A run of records
-.-.-

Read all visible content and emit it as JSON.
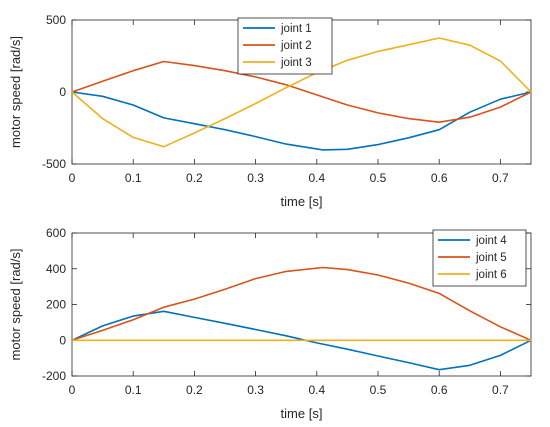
{
  "chart_data": [
    {
      "type": "line",
      "title": "",
      "xlabel": "time  [s]",
      "ylabel": "motor speed  [rad/s]",
      "xlim": [
        0,
        0.75
      ],
      "ylim": [
        -500,
        500
      ],
      "xticks": [
        "0",
        "0.1",
        "0.2",
        "0.3",
        "0.4",
        "0.5",
        "0.6",
        "0.7"
      ],
      "yticks": [
        "-500",
        "0",
        "500"
      ],
      "legend_position": "top-center",
      "grid": false,
      "series": [
        {
          "name": "joint 1",
          "color": "#0072BD",
          "points": [
            [
              0,
              0
            ],
            [
              0.05,
              -30
            ],
            [
              0.1,
              -90
            ],
            [
              0.15,
              -180
            ],
            [
              0.2,
              -220
            ],
            [
              0.25,
              -262
            ],
            [
              0.3,
              -310
            ],
            [
              0.35,
              -362
            ],
            [
              0.41,
              -402
            ],
            [
              0.45,
              -398
            ],
            [
              0.5,
              -365
            ],
            [
              0.55,
              -318
            ],
            [
              0.6,
              -262
            ],
            [
              0.65,
              -140
            ],
            [
              0.7,
              -50
            ],
            [
              0.75,
              0
            ]
          ]
        },
        {
          "name": "joint 2",
          "color": "#D95319",
          "points": [
            [
              0,
              0
            ],
            [
              0.05,
              75
            ],
            [
              0.1,
              148
            ],
            [
              0.15,
              212
            ],
            [
              0.2,
              183
            ],
            [
              0.25,
              148
            ],
            [
              0.3,
              105
            ],
            [
              0.35,
              50
            ],
            [
              0.4,
              -20
            ],
            [
              0.45,
              -90
            ],
            [
              0.5,
              -145
            ],
            [
              0.55,
              -185
            ],
            [
              0.6,
              -210
            ],
            [
              0.65,
              -175
            ],
            [
              0.7,
              -105
            ],
            [
              0.75,
              0
            ]
          ]
        },
        {
          "name": "joint 3",
          "color": "#EDB120",
          "points": [
            [
              0,
              0
            ],
            [
              0.05,
              -185
            ],
            [
              0.1,
              -315
            ],
            [
              0.15,
              -380
            ],
            [
              0.2,
              -285
            ],
            [
              0.25,
              -185
            ],
            [
              0.3,
              -80
            ],
            [
              0.35,
              30
            ],
            [
              0.4,
              135
            ],
            [
              0.45,
              220
            ],
            [
              0.5,
              282
            ],
            [
              0.55,
              328
            ],
            [
              0.6,
              375
            ],
            [
              0.65,
              325
            ],
            [
              0.7,
              215
            ],
            [
              0.75,
              0
            ]
          ]
        }
      ]
    },
    {
      "type": "line",
      "title": "",
      "xlabel": "time  [s]",
      "ylabel": "motor speed  [rad/s]",
      "xlim": [
        0,
        0.75
      ],
      "ylim": [
        -200,
        600
      ],
      "xticks": [
        "0",
        "0.1",
        "0.2",
        "0.3",
        "0.4",
        "0.5",
        "0.6",
        "0.7"
      ],
      "yticks": [
        "-200",
        "0",
        "200",
        "400",
        "600"
      ],
      "legend_position": "top-right",
      "grid": false,
      "series": [
        {
          "name": "joint 4",
          "color": "#0072BD",
          "points": [
            [
              0,
              0
            ],
            [
              0.05,
              80
            ],
            [
              0.1,
              135
            ],
            [
              0.15,
              162
            ],
            [
              0.2,
              128
            ],
            [
              0.25,
              95
            ],
            [
              0.3,
              60
            ],
            [
              0.35,
              25
            ],
            [
              0.4,
              -15
            ],
            [
              0.45,
              -50
            ],
            [
              0.5,
              -88
            ],
            [
              0.55,
              -125
            ],
            [
              0.6,
              -165
            ],
            [
              0.65,
              -140
            ],
            [
              0.7,
              -85
            ],
            [
              0.75,
              0
            ]
          ]
        },
        {
          "name": "joint 5",
          "color": "#D95319",
          "points": [
            [
              0,
              0
            ],
            [
              0.05,
              55
            ],
            [
              0.1,
              115
            ],
            [
              0.15,
              185
            ],
            [
              0.2,
              230
            ],
            [
              0.25,
              285
            ],
            [
              0.3,
              345
            ],
            [
              0.35,
              385
            ],
            [
              0.41,
              407
            ],
            [
              0.45,
              395
            ],
            [
              0.5,
              365
            ],
            [
              0.55,
              320
            ],
            [
              0.6,
              262
            ],
            [
              0.65,
              165
            ],
            [
              0.7,
              75
            ],
            [
              0.75,
              0
            ]
          ]
        },
        {
          "name": "joint 6",
          "color": "#EDB120",
          "points": [
            [
              0,
              0
            ],
            [
              0.75,
              0
            ]
          ]
        }
      ]
    }
  ]
}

-.-.-

#### Exercise requirements
Quote every record above exactly, leaving out the pictures.

#### Exercise output
Read all visible content and emit it as JSON.
{
  "chart_data": [
    {
      "type": "line",
      "title": "",
      "xlabel": "time  [s]",
      "ylabel": "motor speed  [rad/s]",
      "xlim": [
        0,
        0.75
      ],
      "ylim": [
        -500,
        500
      ],
      "xticks": [
        "0",
        "0.1",
        "0.2",
        "0.3",
        "0.4",
        "0.5",
        "0.6",
        "0.7"
      ],
      "yticks": [
        "-500",
        "0",
        "500"
      ],
      "legend_position": "top-center",
      "grid": false,
      "series": [
        {
          "name": "joint 1",
          "color": "#0072BD",
          "points": [
            [
              0,
              0
            ],
            [
              0.05,
              -30
            ],
            [
              0.1,
              -90
            ],
            [
              0.15,
              -180
            ],
            [
              0.2,
              -220
            ],
            [
              0.25,
              -262
            ],
            [
              0.3,
              -310
            ],
            [
              0.35,
              -362
            ],
            [
              0.41,
              -402
            ],
            [
              0.45,
              -398
            ],
            [
              0.5,
              -365
            ],
            [
              0.55,
              -318
            ],
            [
              0.6,
              -262
            ],
            [
              0.65,
              -140
            ],
            [
              0.7,
              -50
            ],
            [
              0.75,
              0
            ]
          ]
        },
        {
          "name": "joint 2",
          "color": "#D95319",
          "points": [
            [
              0,
              0
            ],
            [
              0.05,
              75
            ],
            [
              0.1,
              148
            ],
            [
              0.15,
              212
            ],
            [
              0.2,
              183
            ],
            [
              0.25,
              148
            ],
            [
              0.3,
              105
            ],
            [
              0.35,
              50
            ],
            [
              0.4,
              -20
            ],
            [
              0.45,
              -90
            ],
            [
              0.5,
              -145
            ],
            [
              0.55,
              -185
            ],
            [
              0.6,
              -210
            ],
            [
              0.65,
              -175
            ],
            [
              0.7,
              -105
            ],
            [
              0.75,
              0
            ]
          ]
        },
        {
          "name": "joint 3",
          "color": "#EDB120",
          "points": [
            [
              0,
              0
            ],
            [
              0.05,
              -185
            ],
            [
              0.1,
              -315
            ],
            [
              0.15,
              -380
            ],
            [
              0.2,
              -285
            ],
            [
              0.25,
              -185
            ],
            [
              0.3,
              -80
            ],
            [
              0.35,
              30
            ],
            [
              0.4,
              135
            ],
            [
              0.45,
              220
            ],
            [
              0.5,
              282
            ],
            [
              0.55,
              328
            ],
            [
              0.6,
              375
            ],
            [
              0.65,
              325
            ],
            [
              0.7,
              215
            ],
            [
              0.75,
              0
            ]
          ]
        }
      ]
    },
    {
      "type": "line",
      "title": "",
      "xlabel": "time  [s]",
      "ylabel": "motor speed  [rad/s]",
      "xlim": [
        0,
        0.75
      ],
      "ylim": [
        -200,
        600
      ],
      "xticks": [
        "0",
        "0.1",
        "0.2",
        "0.3",
        "0.4",
        "0.5",
        "0.6",
        "0.7"
      ],
      "yticks": [
        "-200",
        "0",
        "200",
        "400",
        "600"
      ],
      "legend_position": "top-right",
      "grid": false,
      "series": [
        {
          "name": "joint 4",
          "color": "#0072BD",
          "points": [
            [
              0,
              0
            ],
            [
              0.05,
              80
            ],
            [
              0.1,
              135
            ],
            [
              0.15,
              162
            ],
            [
              0.2,
              128
            ],
            [
              0.25,
              95
            ],
            [
              0.3,
              60
            ],
            [
              0.35,
              25
            ],
            [
              0.4,
              -15
            ],
            [
              0.45,
              -50
            ],
            [
              0.5,
              -88
            ],
            [
              0.55,
              -125
            ],
            [
              0.6,
              -165
            ],
            [
              0.65,
              -140
            ],
            [
              0.7,
              -85
            ],
            [
              0.75,
              0
            ]
          ]
        },
        {
          "name": "joint 5",
          "color": "#D95319",
          "points": [
            [
              0,
              0
            ],
            [
              0.05,
              55
            ],
            [
              0.1,
              115
            ],
            [
              0.15,
              185
            ],
            [
              0.2,
              230
            ],
            [
              0.25,
              285
            ],
            [
              0.3,
              345
            ],
            [
              0.35,
              385
            ],
            [
              0.41,
              407
            ],
            [
              0.45,
              395
            ],
            [
              0.5,
              365
            ],
            [
              0.55,
              320
            ],
            [
              0.6,
              262
            ],
            [
              0.65,
              165
            ],
            [
              0.7,
              75
            ],
            [
              0.75,
              0
            ]
          ]
        },
        {
          "name": "joint 6",
          "color": "#EDB120",
          "points": [
            [
              0,
              0
            ],
            [
              0.75,
              0
            ]
          ]
        }
      ]
    }
  ]
}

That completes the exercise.